- _What you should do_
Search the listing below for "SEEVCCC". Copy each matching line.

- _Input records_
--------------------

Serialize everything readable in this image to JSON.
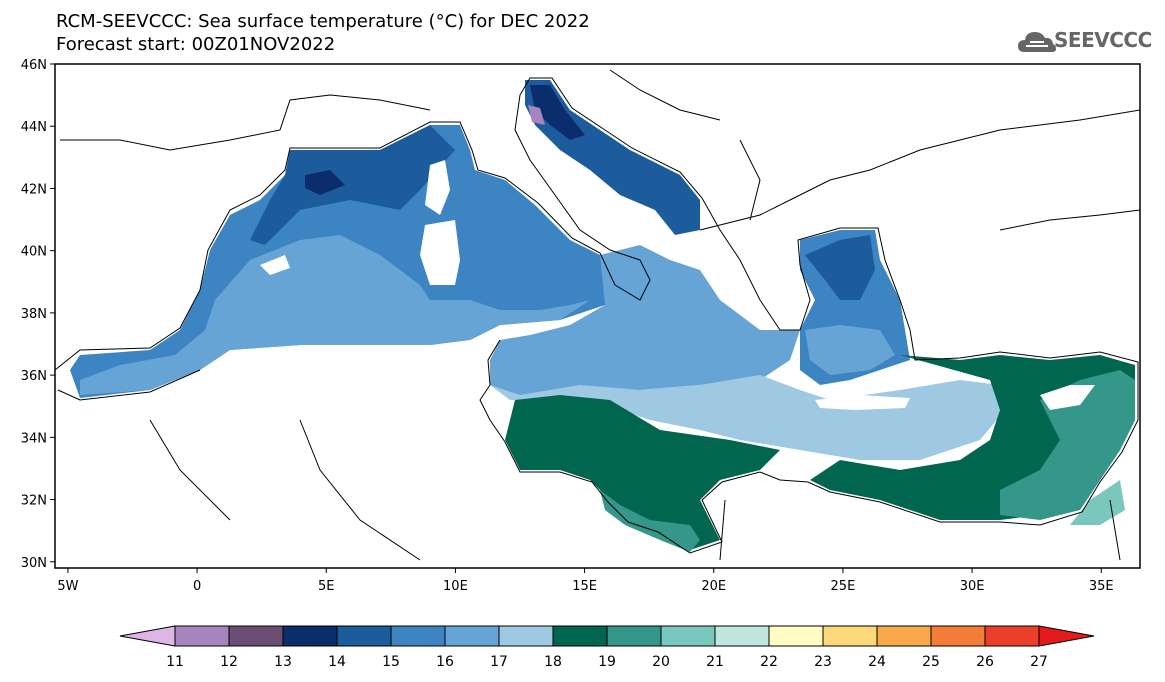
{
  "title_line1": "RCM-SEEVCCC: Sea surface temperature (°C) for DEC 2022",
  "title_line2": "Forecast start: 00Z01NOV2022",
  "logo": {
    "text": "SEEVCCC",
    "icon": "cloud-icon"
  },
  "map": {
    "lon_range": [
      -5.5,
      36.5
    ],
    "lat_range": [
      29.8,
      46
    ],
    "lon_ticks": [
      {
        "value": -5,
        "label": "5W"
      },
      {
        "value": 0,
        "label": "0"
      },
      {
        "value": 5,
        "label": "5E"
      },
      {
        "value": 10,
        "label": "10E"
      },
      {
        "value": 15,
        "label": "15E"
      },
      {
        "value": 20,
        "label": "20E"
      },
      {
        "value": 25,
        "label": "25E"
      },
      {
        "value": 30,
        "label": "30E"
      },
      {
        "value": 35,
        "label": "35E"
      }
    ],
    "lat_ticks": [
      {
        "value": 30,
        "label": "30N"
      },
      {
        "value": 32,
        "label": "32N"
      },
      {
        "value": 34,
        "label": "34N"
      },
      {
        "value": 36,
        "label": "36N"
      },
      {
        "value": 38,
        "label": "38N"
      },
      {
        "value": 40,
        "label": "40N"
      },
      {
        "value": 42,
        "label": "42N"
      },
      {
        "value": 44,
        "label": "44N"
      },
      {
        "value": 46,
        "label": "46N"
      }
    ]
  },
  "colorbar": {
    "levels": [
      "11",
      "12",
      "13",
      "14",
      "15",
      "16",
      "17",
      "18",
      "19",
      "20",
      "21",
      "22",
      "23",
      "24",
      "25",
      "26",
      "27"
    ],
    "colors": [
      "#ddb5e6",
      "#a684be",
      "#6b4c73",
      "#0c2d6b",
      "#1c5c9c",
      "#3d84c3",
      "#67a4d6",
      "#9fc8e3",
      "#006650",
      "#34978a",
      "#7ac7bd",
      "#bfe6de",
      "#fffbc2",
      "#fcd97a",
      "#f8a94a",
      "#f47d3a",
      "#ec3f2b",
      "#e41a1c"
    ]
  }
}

--------------------

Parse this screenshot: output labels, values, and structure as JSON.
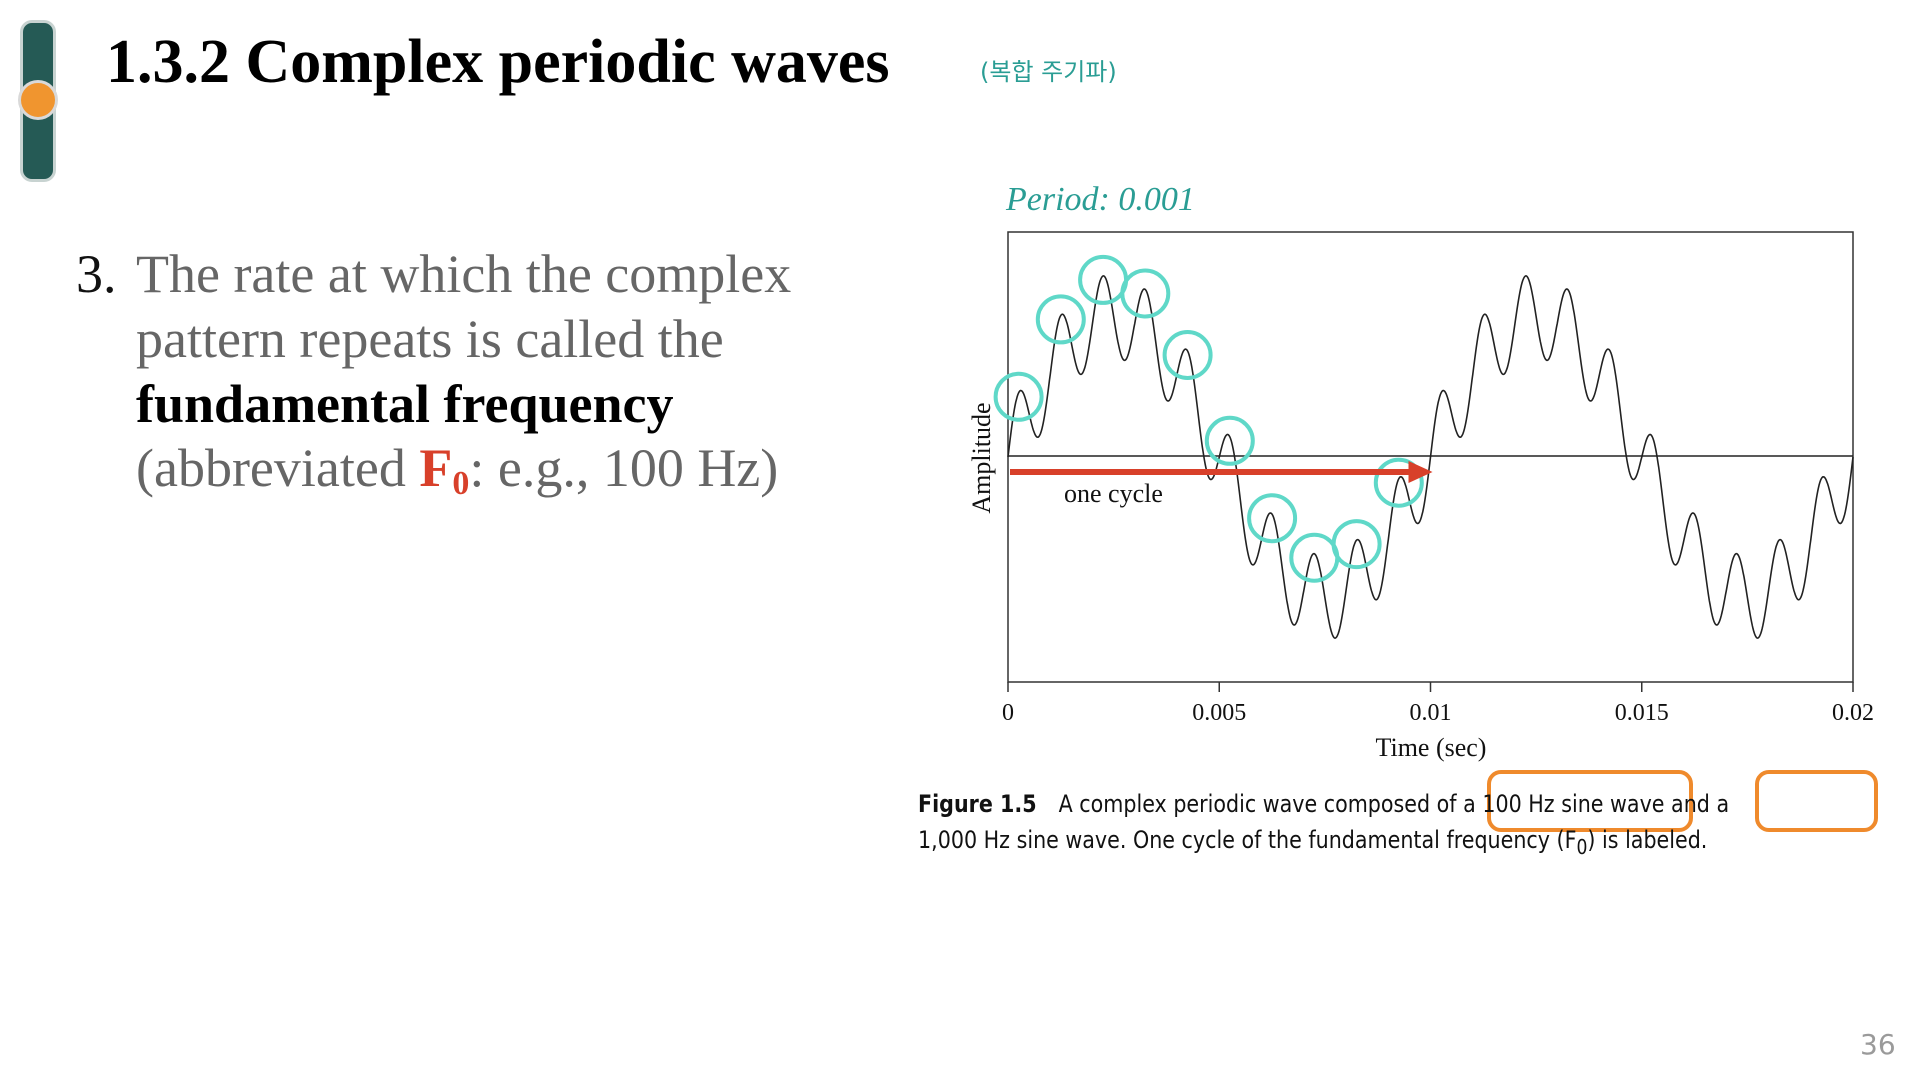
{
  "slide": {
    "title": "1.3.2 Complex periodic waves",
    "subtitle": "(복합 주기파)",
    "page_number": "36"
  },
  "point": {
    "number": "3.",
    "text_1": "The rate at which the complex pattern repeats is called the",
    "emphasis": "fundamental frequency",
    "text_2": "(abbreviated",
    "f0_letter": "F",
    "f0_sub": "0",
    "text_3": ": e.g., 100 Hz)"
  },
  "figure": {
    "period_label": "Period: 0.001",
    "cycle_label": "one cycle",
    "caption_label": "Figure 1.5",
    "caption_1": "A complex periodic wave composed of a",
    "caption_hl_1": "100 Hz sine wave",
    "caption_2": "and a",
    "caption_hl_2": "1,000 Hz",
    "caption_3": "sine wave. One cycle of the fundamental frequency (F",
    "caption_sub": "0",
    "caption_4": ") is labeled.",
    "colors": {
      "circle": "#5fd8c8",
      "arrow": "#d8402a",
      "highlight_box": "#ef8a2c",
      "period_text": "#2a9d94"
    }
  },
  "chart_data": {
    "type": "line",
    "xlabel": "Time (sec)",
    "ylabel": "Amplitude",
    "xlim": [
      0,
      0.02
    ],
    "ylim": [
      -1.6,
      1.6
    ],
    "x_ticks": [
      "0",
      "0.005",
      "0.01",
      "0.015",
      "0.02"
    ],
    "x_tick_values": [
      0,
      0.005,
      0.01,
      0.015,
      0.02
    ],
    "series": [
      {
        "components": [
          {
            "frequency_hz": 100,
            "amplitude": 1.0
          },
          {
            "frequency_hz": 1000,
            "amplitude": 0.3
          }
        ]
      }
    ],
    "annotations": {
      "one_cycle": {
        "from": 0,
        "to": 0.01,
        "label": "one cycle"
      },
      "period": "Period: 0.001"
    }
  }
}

--------------------

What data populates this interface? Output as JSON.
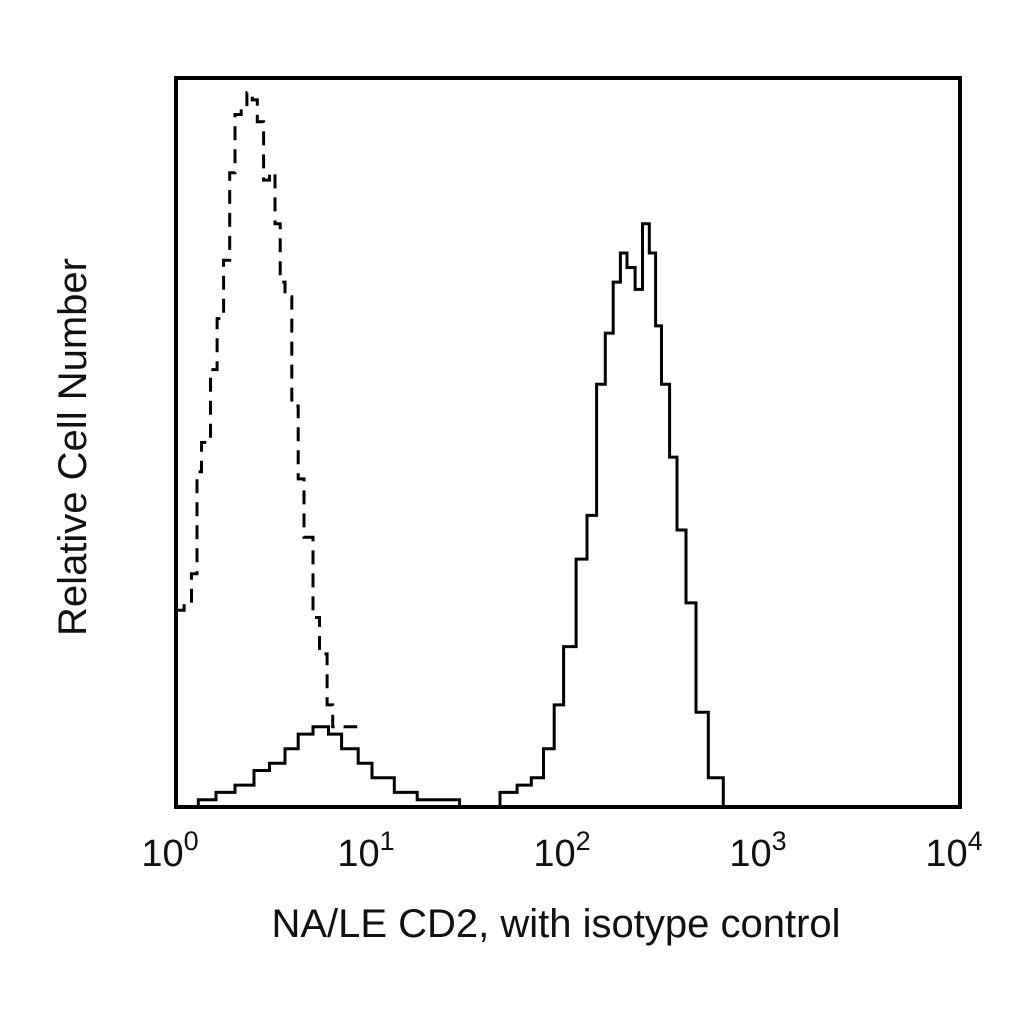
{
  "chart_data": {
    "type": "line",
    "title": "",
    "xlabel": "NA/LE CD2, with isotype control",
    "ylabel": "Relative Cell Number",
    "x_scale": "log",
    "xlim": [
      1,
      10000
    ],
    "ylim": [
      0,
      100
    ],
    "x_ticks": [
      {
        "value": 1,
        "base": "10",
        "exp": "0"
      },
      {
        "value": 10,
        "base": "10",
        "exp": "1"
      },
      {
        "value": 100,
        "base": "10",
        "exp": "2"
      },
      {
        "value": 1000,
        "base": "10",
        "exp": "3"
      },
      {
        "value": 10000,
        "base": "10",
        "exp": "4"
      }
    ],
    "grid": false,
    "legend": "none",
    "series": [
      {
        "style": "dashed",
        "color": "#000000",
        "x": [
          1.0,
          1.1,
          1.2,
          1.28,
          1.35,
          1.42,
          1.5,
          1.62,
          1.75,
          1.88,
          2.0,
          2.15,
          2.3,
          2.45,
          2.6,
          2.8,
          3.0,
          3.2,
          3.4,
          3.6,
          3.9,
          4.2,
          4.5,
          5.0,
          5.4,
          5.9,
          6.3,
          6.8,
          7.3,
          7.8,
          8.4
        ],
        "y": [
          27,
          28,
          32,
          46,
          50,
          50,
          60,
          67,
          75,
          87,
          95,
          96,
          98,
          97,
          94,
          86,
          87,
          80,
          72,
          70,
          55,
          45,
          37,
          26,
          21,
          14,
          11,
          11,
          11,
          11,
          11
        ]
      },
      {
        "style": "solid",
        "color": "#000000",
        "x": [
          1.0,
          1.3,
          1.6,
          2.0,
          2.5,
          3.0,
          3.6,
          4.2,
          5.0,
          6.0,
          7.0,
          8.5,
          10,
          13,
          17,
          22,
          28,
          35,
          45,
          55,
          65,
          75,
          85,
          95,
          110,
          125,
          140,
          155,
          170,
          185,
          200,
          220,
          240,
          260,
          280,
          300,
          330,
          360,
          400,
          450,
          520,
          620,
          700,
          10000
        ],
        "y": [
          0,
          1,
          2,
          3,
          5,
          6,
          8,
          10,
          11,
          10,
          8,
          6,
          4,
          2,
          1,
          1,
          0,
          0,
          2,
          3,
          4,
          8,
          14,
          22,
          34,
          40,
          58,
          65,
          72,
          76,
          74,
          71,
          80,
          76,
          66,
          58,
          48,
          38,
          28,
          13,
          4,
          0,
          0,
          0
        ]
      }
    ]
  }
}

--------------------

- _Output for this exercise_
  "title_line1": "RCM-SEEVCCC: Sea surface temperature (°C) for DEC 2022",
    "text": "SEEVCCC",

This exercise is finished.